SUPPLIED DATA:
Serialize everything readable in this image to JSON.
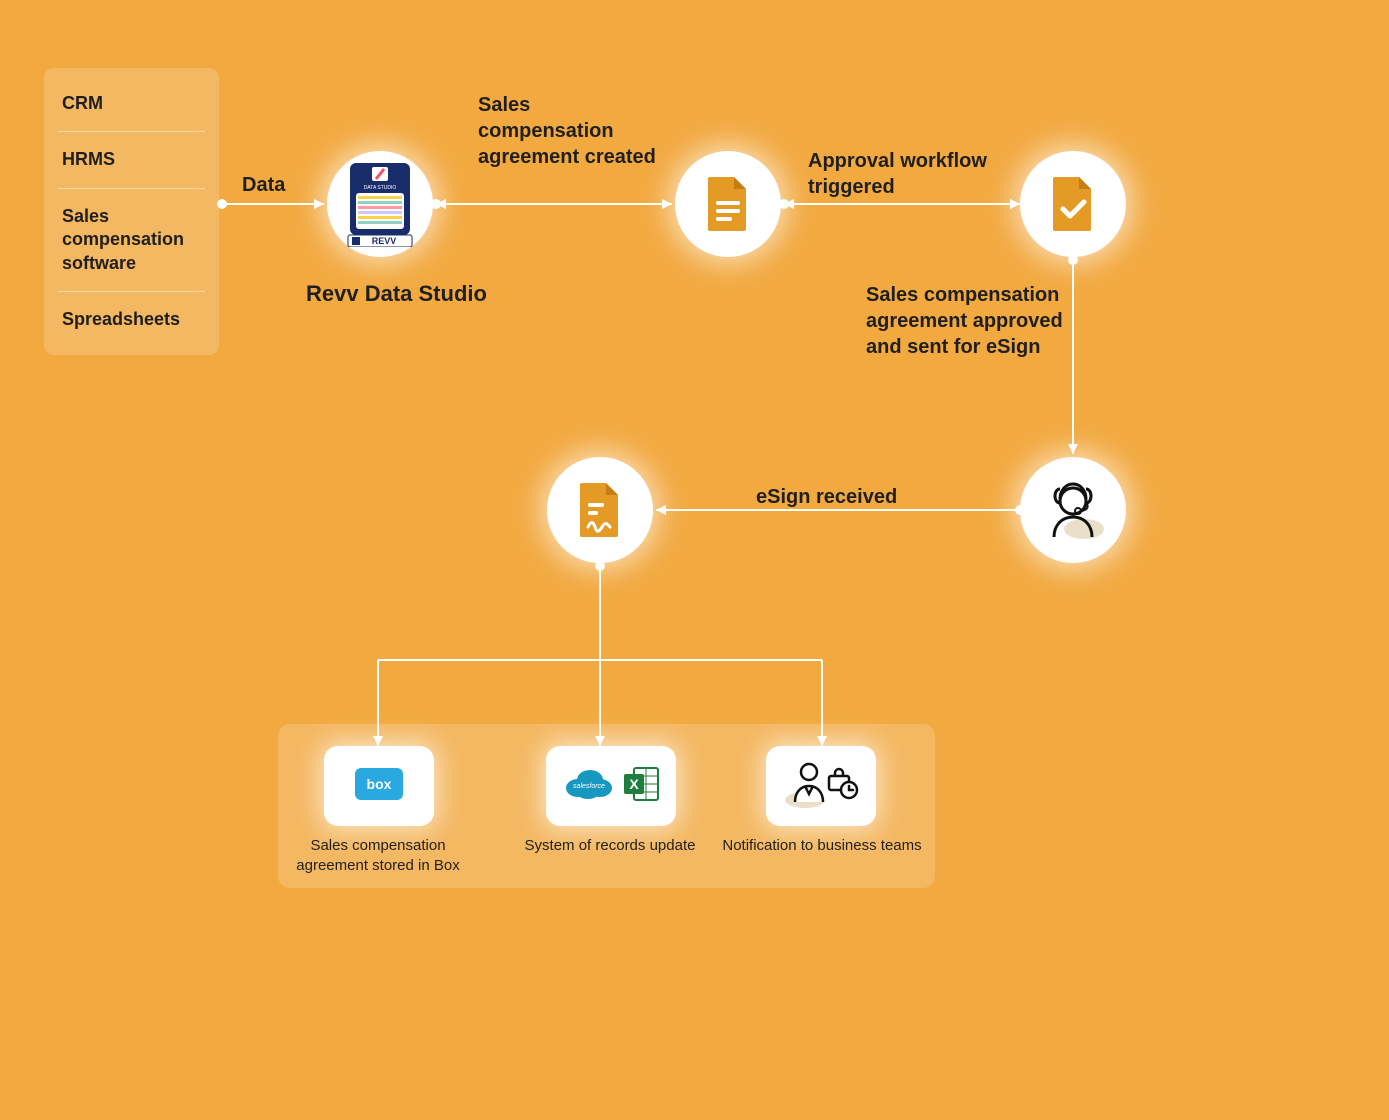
{
  "sources": {
    "items": [
      "CRM",
      "HRMS",
      "Sales compensation software",
      "Spreadsheets"
    ]
  },
  "labels": {
    "data": "Data",
    "revv": "Revv Data Studio",
    "created": "Sales compensation agreement created",
    "approval": "Approval workflow triggered",
    "approvedSent": "Sales compensation agreement approved and sent for eSign",
    "esignReceived": "eSign received"
  },
  "outputs": {
    "items": [
      "Sales compensation agreement stored in Box",
      "System of records update",
      "Notification to business teams"
    ]
  },
  "icons": {
    "revvBrand": "REVV",
    "revvDataStudio": "DATA STUDIO",
    "boxBrand": "box",
    "salesforceBrand": "salesforce",
    "excelBrand": "X"
  },
  "colors": {
    "bg": "#f2a940",
    "accent": "#e39b25",
    "ink": "#1f1f1f"
  }
}
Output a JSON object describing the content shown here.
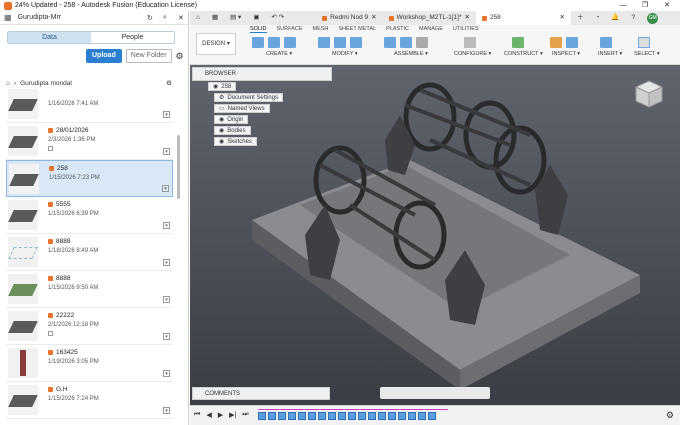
{
  "window": {
    "title": "24% Updated - 258 - Autodesk Fusion (Education License)",
    "controls": [
      "—",
      "❐",
      "✕"
    ]
  },
  "left_panel": {
    "team": "Gurudipta-Mrr",
    "tabs": [
      {
        "label": "Data",
        "active": true
      },
      {
        "label": "People",
        "active": false
      }
    ],
    "upload_label": "Upload",
    "new_folder_label": "New Folder",
    "breadcrumb": "Gurudipta mondal",
    "files": [
      {
        "name": "",
        "date": "1/16/2026 7:41 AM",
        "selected": false
      },
      {
        "name": "28/01/2026",
        "date": "2/3/2026 1:36 PM",
        "selected": false
      },
      {
        "name": "258",
        "date": "1/15/2026 7:23 PM",
        "selected": true
      },
      {
        "name": "5555",
        "date": "1/15/2026 6:39 PM",
        "selected": false
      },
      {
        "name": "8888",
        "date": "1/18/2026 8:49 AM",
        "selected": false
      },
      {
        "name": "8888",
        "date": "1/15/2026 9:50 AM",
        "selected": false
      },
      {
        "name": "22222",
        "date": "2/1/2026 12:18 PM",
        "selected": false
      },
      {
        "name": "163425",
        "date": "1/19/2026 3:05 PM",
        "selected": false
      },
      {
        "name": "G.H",
        "date": "1/15/2026 7:24 PM",
        "selected": false
      }
    ]
  },
  "doc_tabs": [
    {
      "label": "Redmi Nod 9",
      "active": false
    },
    {
      "label": "Workshop_M2TL-1[1]*",
      "active": false
    },
    {
      "label": "258",
      "active": true
    }
  ],
  "ribbon": {
    "workspace": "DESIGN ▾",
    "tabs": [
      "SOLID",
      "SURFACE",
      "MESH",
      "SHEET METAL",
      "PLASTIC",
      "MANAGE",
      "UTILITIES"
    ],
    "groups": [
      "CREATE ▾",
      "MODIFY ▾",
      "ASSEMBLE ▾",
      "CONFIGURE ▾",
      "CONSTRUCT ▾",
      "INSPECT ▾",
      "INSERT ▾",
      "SELECT ▾"
    ]
  },
  "browser": {
    "title": "BROWSER",
    "root": "258",
    "nodes": [
      "Document Settings",
      "Named Views",
      "Origin",
      "Bodies",
      "Sketches"
    ]
  },
  "comments_label": "COMMENTS",
  "user_initials": "GM"
}
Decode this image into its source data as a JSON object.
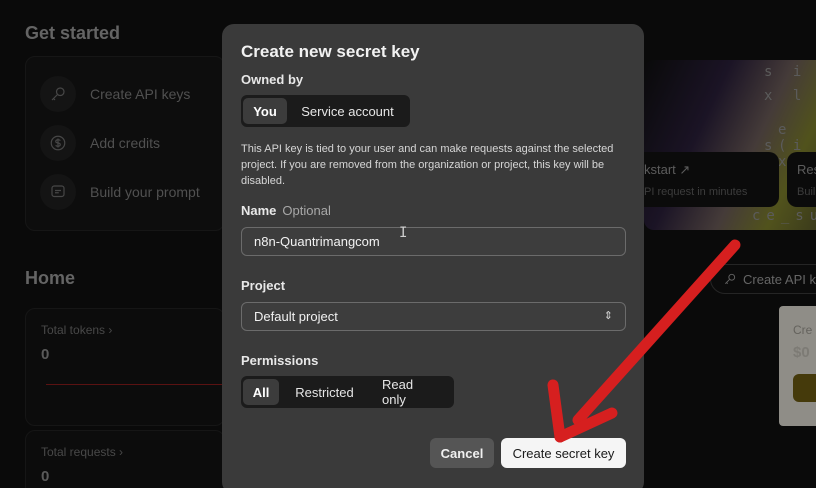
{
  "background": {
    "get_started": {
      "title": "Get started",
      "items": [
        {
          "label": "Create API keys",
          "icon": "key-icon"
        },
        {
          "label": "Add credits",
          "icon": "dollar-icon"
        },
        {
          "label": "Build your prompt",
          "icon": "chat-icon"
        }
      ]
    },
    "home": {
      "title": "Home",
      "stats": [
        {
          "label": "Total tokens ›",
          "value": "0"
        },
        {
          "label": "Total requests ›",
          "value": "0"
        }
      ]
    },
    "quickstart": {
      "title": "kstart ↗",
      "sub": "PI request in minutes",
      "title2": "Res",
      "sub2": "Buil"
    },
    "api_button_label": "Create API ke",
    "credit": {
      "text": "Cre",
      "value": "$0"
    },
    "art_text": [
      "s  i",
      "x  l",
      "e ( x",
      "s  i",
      "ce_su"
    ]
  },
  "modal": {
    "title": "Create new secret key",
    "owned_by": {
      "label": "Owned by",
      "options": [
        "You",
        "Service account"
      ],
      "selected": "You"
    },
    "description": "This API key is tied to your user and can make requests against the selected project. If you are removed from the organization or project, this key will be disabled.",
    "name": {
      "label": "Name",
      "optional": "Optional",
      "value": "n8n-Quantrimangcom"
    },
    "project": {
      "label": "Project",
      "value": "Default project"
    },
    "permissions": {
      "label": "Permissions",
      "options": [
        "All",
        "Restricted",
        "Read only"
      ],
      "selected": "All"
    },
    "cancel_label": "Cancel",
    "create_label": "Create secret key"
  },
  "colors": {
    "modal_bg": "#3a3a3a",
    "arrow": "#d61f1f",
    "primary_button": "#f5f5f5"
  }
}
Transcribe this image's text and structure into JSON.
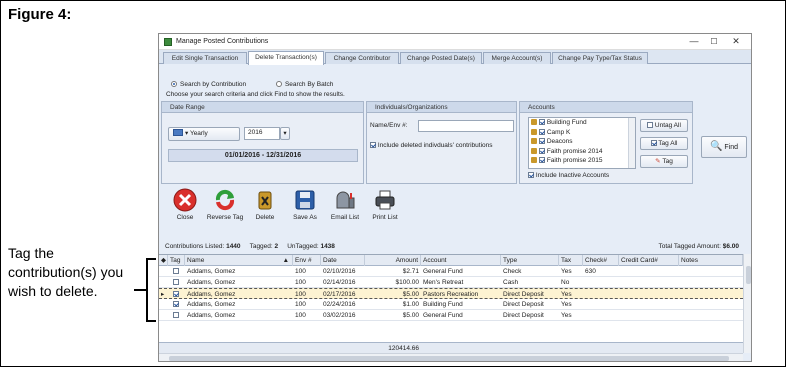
{
  "figure": {
    "title": "Figure 4:",
    "annotation": "Tag the contribution(s) you wish to delete."
  },
  "window": {
    "title": "Manage Posted Contributions",
    "controls": {
      "minimize": "—",
      "maximize": "☐",
      "close": "✕"
    }
  },
  "tabs": [
    {
      "label": "Edit Single Transaction"
    },
    {
      "label": "Delete Transaction(s)"
    },
    {
      "label": "Change Contributor"
    },
    {
      "label": "Change Posted Date(s)"
    },
    {
      "label": "Merge Account(s)"
    },
    {
      "label": "Change Pay Type/Tax Status"
    }
  ],
  "active_tab": "Delete Transaction(s)",
  "search": {
    "by_contribution": "Search by Contribution",
    "by_batch": "Search By Batch",
    "selected": "Search by Contribution",
    "instructions": "Choose your search criteria and click Find to show the results."
  },
  "date_range": {
    "header": "Date Range",
    "period": "Yearly",
    "year": "2016",
    "range": "01/01/2016 - 12/31/2016"
  },
  "individuals": {
    "header": "Individuals/Organizations",
    "name_label": "Name/Env #:",
    "name_value": "",
    "include_deleted": "Include deleted indivduals' contributions",
    "include_deleted_checked": true
  },
  "accounts": {
    "header": "Accounts",
    "items": [
      {
        "label": "Building Fund",
        "checked": true
      },
      {
        "label": "Camp K",
        "checked": true
      },
      {
        "label": "Deacons",
        "checked": true
      },
      {
        "label": "Faith promise 2014",
        "checked": true
      },
      {
        "label": "Faith promise 2015",
        "checked": true
      }
    ],
    "untag_all": "Untag All",
    "tag_all": "Tag All",
    "tag": "Tag",
    "include_inactive": "Include Inactive Accounts",
    "include_inactive_checked": true
  },
  "find_label": "Find",
  "toolbar": [
    {
      "label": "Close",
      "icon": "close-icon"
    },
    {
      "label": "Reverse Tag",
      "icon": "reverse-tag-icon"
    },
    {
      "label": "Delete",
      "icon": "delete-icon"
    },
    {
      "label": "Save As",
      "icon": "save-icon"
    },
    {
      "label": "Email List",
      "icon": "mailbox-icon"
    },
    {
      "label": "Print List",
      "icon": "printer-icon"
    }
  ],
  "counts": {
    "listed_label": "Contributions Listed:",
    "listed": "1440",
    "tagged_label": "Tagged:",
    "tagged": "2",
    "untagged_label": "UnTagged:",
    "untagged": "1438",
    "total_label": "Total Tagged Amount:",
    "total": "$6.00"
  },
  "grid": {
    "columns": [
      "Tag",
      "Name",
      "Env #",
      "Date",
      "Amount",
      "Account",
      "Type",
      "Tax",
      "Check#",
      "Credit Card#",
      "Notes"
    ],
    "rows": [
      {
        "tagged": false,
        "selected": false,
        "name": "Addams, Gomez",
        "env": "100",
        "date": "02/10/2016",
        "amount": "$2.71",
        "account": "General Fund",
        "type": "Check",
        "tax": "Yes",
        "check": "630",
        "card": "",
        "notes": ""
      },
      {
        "tagged": false,
        "selected": false,
        "name": "Addams, Gomez",
        "env": "100",
        "date": "02/14/2016",
        "amount": "$100.00",
        "account": "Men's Retreat",
        "type": "Cash",
        "tax": "No",
        "check": "",
        "card": "",
        "notes": ""
      },
      {
        "tagged": true,
        "selected": true,
        "name": "Addams, Gomez",
        "env": "100",
        "date": "02/17/2016",
        "amount": "$5.00",
        "account": "Pastors Recreation",
        "type": "Direct Deposit",
        "tax": "Yes",
        "check": "",
        "card": "",
        "notes": ""
      },
      {
        "tagged": true,
        "selected": false,
        "name": "Addams, Gomez",
        "env": "100",
        "date": "02/24/2016",
        "amount": "$1.00",
        "account": "Building Fund",
        "type": "Direct Deposit",
        "tax": "Yes",
        "check": "",
        "card": "",
        "notes": ""
      },
      {
        "tagged": false,
        "selected": false,
        "name": "Addams, Gomez",
        "env": "100",
        "date": "03/02/2016",
        "amount": "$5.00",
        "account": "General Fund",
        "type": "Direct Deposit",
        "tax": "Yes",
        "check": "",
        "card": "",
        "notes": ""
      }
    ],
    "footer_total": "120414.66"
  },
  "colors": {
    "window_bg": "#e6edf7",
    "panel_header": "#cdd9ea",
    "selected_row": "#fdf3d2",
    "close_red": "#d9302c"
  }
}
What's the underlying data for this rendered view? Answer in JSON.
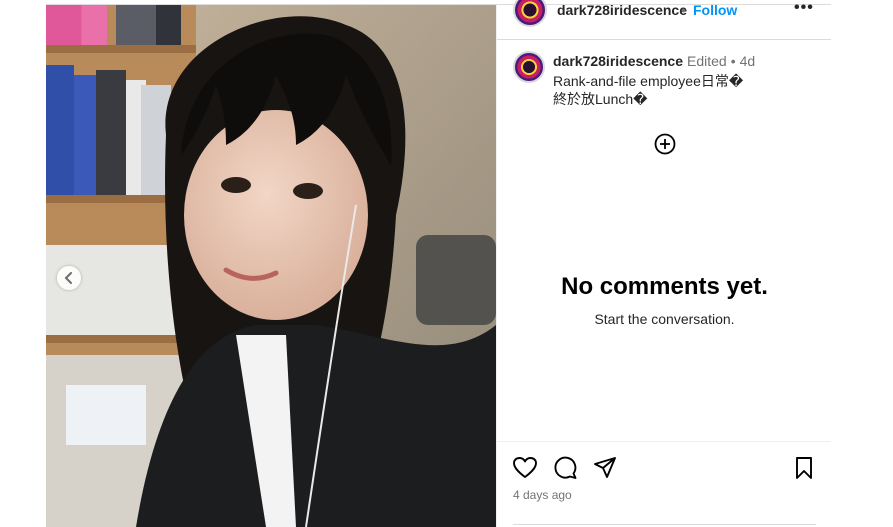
{
  "post": {
    "username": "dark728iridescence",
    "follow_label": "Follow",
    "dot": "•",
    "more_label": "•••",
    "edited_label": "Edited",
    "separator": "•",
    "age": "4d",
    "caption_line1": "Rank-and-file employee日常�",
    "caption_line2": "終於放Lunch�"
  },
  "comments": {
    "empty_title": "No comments yet.",
    "empty_subtitle": "Start the conversation."
  },
  "footer": {
    "timestamp": "4 days ago"
  },
  "icons": {
    "header_avatar": "avatar-icon",
    "prev": "chevron-left-icon",
    "add": "plus-circle-icon",
    "like": "heart-icon",
    "comment": "comment-icon",
    "share": "paper-plane-icon",
    "save": "bookmark-icon"
  },
  "colors": {
    "follow": "#0095f6",
    "muted": "#737373",
    "border": "#dbdbdb"
  }
}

REQUIRED WORK: Identify each line containing the string "requests" and copy it out.

THE REPLY:
          "label": "Total requests ›",
    "description": "This API key is tied to your user and can make requests against the selected project. If you are removed from the organization or project, this key will be disabled.",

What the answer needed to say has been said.